# [Text segment]
──────────────────────────────

Why the number of embryos matters

PGT-P can only compare embryos that exist, are tested, and are still clinically eligible for transfer. If there is one embryo, there is no sibling embryo ranking within that cycle. If there are several, there may be more genetic differences to compare, but the differences may still be small or uncertain.

Modeling studies suggest that possible risk reduction depends strongly on embryo count, the condition, the score's accuracy, and how the information is used. The eLife modeling paper by Lencz and colleagues found that excluding only very high-scoring embryos usually gives limited benefit, while choosing the embryo with the lowest score can produce larger modeled relative reductions when there are enough viable embryos. A Human Reproduction Update review emphasizes that these estimates come from statistical models, simulations, and sibling analyses, each with important assumptions.

In plain language: more embryos may create more room for comparison. It does not make the result certain. The transfer conversation still has to include embryology, PGT-A or PGT-M results when relevant, reproductive history, medical judgment, and family values.

A cautious way to read a report

A careful report should avoid phrases that sound like certainty. A more appropriate sentence might be: "This embryo has a lower modeled inherited risk estimate for this condition than the other tested embryos in this group."

That phrasing is a little longer, but it protects the meaning. It keeps the focus on the condition being reported, the comparison group, and the uncertainty around the model.

It is also reasonable to ask for natural frequencies whenever possible. The CDC Clear Communication Index notes that people generally understand natural frequencies and absolute risk more easily than relative risk alone. A report that says "30% lower risk" should also help you understand what that might mean in absolute terms, such as an estimated change from 10 in 100 to 7 in 100, if the model can support that conversion.

Ask for the "out of 100" version

When a percentage makes you feel pushed toward a decision, ask whether the lab can translate it into a natural frequency. "7 out of 100" is often easier to sit with than "30% lower," especially when you are comparing embryos.

A question worth asking: does the score pass the sibling test?

──────────────────────────────

Items listed in a dataset:
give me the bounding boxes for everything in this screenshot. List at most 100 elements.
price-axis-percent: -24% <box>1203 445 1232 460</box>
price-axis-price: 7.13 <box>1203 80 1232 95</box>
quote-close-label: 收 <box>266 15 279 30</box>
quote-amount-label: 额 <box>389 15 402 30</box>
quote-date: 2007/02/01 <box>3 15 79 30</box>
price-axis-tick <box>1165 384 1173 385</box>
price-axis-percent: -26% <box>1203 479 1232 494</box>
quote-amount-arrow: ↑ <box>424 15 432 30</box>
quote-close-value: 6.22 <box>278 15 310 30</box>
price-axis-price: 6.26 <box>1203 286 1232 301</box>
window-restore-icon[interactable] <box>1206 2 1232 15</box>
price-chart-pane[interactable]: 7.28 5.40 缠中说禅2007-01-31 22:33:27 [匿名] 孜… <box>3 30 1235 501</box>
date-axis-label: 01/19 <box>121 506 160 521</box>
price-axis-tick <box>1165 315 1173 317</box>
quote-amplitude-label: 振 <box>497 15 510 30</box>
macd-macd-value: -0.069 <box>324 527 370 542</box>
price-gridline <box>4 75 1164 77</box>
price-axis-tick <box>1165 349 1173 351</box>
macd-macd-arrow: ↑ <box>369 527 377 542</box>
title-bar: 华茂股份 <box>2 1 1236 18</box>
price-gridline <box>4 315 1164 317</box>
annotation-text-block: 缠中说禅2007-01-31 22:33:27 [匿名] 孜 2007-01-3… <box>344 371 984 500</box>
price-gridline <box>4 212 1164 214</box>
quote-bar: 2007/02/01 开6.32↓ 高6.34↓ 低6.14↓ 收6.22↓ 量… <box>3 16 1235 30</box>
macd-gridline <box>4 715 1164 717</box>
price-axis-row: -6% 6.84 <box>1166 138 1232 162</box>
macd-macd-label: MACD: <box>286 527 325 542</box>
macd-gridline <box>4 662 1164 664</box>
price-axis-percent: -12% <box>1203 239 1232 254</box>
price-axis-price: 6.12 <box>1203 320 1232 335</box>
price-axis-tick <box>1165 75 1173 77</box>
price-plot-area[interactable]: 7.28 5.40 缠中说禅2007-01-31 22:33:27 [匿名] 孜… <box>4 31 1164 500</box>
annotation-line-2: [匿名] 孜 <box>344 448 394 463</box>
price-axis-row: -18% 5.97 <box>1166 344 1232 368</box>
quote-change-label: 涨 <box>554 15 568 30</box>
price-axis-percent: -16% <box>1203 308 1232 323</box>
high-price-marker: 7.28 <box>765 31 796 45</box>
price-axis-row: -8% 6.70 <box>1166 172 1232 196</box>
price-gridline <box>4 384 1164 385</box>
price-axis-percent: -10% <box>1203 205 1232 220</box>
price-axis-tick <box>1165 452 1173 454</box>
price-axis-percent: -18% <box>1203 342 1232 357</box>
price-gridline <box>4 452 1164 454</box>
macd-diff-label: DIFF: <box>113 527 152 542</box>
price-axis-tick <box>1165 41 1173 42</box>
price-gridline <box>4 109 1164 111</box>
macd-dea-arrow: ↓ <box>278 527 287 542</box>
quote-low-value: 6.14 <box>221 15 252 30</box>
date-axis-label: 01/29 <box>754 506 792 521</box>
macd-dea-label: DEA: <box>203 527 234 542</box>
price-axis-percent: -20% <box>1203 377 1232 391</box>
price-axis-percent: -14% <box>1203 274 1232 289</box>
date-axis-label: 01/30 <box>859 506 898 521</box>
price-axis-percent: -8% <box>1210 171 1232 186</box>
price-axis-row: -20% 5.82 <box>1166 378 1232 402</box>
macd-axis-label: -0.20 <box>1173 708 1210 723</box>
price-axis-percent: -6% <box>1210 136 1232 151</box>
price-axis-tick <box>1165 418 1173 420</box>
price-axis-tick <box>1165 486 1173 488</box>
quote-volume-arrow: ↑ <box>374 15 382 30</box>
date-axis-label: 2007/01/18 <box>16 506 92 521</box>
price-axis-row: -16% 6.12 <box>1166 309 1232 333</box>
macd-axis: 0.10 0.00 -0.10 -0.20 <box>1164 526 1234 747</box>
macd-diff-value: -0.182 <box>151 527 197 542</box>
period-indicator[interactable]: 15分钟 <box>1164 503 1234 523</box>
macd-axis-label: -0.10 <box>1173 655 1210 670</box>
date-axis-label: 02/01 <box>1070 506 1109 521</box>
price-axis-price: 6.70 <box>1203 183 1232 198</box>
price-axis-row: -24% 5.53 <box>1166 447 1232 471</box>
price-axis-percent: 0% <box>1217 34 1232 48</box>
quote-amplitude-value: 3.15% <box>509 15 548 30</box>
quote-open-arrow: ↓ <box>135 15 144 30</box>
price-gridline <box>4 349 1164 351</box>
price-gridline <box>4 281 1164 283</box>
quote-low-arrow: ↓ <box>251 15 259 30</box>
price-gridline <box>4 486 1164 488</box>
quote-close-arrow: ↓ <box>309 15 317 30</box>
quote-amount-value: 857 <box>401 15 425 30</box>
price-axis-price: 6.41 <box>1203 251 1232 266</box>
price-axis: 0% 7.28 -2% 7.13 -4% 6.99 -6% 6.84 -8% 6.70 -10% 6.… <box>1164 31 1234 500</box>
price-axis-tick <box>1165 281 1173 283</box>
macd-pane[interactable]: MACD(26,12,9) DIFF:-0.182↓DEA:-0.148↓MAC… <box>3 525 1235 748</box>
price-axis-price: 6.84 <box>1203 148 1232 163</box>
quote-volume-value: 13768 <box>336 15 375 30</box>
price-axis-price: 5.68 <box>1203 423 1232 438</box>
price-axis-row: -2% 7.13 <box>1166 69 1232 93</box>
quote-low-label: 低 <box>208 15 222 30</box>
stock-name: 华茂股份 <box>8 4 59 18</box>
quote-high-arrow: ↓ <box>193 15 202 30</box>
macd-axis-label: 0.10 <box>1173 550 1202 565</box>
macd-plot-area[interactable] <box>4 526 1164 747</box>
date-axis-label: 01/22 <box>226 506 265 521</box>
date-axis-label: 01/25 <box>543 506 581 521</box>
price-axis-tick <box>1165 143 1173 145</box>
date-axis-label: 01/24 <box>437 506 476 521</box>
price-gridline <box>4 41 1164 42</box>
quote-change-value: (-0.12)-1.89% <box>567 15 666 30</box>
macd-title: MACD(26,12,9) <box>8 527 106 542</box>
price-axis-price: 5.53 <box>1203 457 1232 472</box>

──────────────────────────────

# [Your instructions]
Continue the passage on PGT-P embryo scores from the point where it stops.

# [Answer]
Embryos from the same two parents are siblings. So the question that matters for embryo selection is not whether a score can tell strangers apart across a whole population — it is whether it can tell apart siblings, who already share much of the same genetic background.

This is more than a technicality. A score can look impressive on population data for reasons that have little to do with the genetics being inherited — differences in ancestry, patterns in who tends to have children together, and the fact that parents' genes also shape the environment a child grows up in. A score can pass standard tests across a population and still fail to predict differences within a family. Because embryos are siblings, within-family validation is the harder, more honest standard, and it is fair to ask any program whether its scores have been tested that way.

Questions to ask before using PGT-P information

These are the kinds of questions that can make the clinic conversation more concrete:

  1. Is this result being used for research, counseling context, or a clinical recommendation?
  2. Was the score validated in people with ancestry similar to our family?
  3. Does the report show both relative risk and absolute risk, or only a percentile?
  4. How much uncertainty is shown around each estimate?
  5. How will this information be weighed against embryo morphology, PGT-A, PGT-M, age, medical history, and our priorities?
  6. Who will review the report with us, and what are they qualified to counsel on?

The bottom line

PGT-P is best understood as a nascent, unproven way to estimate inherited risk for selected complex conditions. If you are considering it, ask what the result can reasonably add to your specific IVF decision, and what it cannot answer.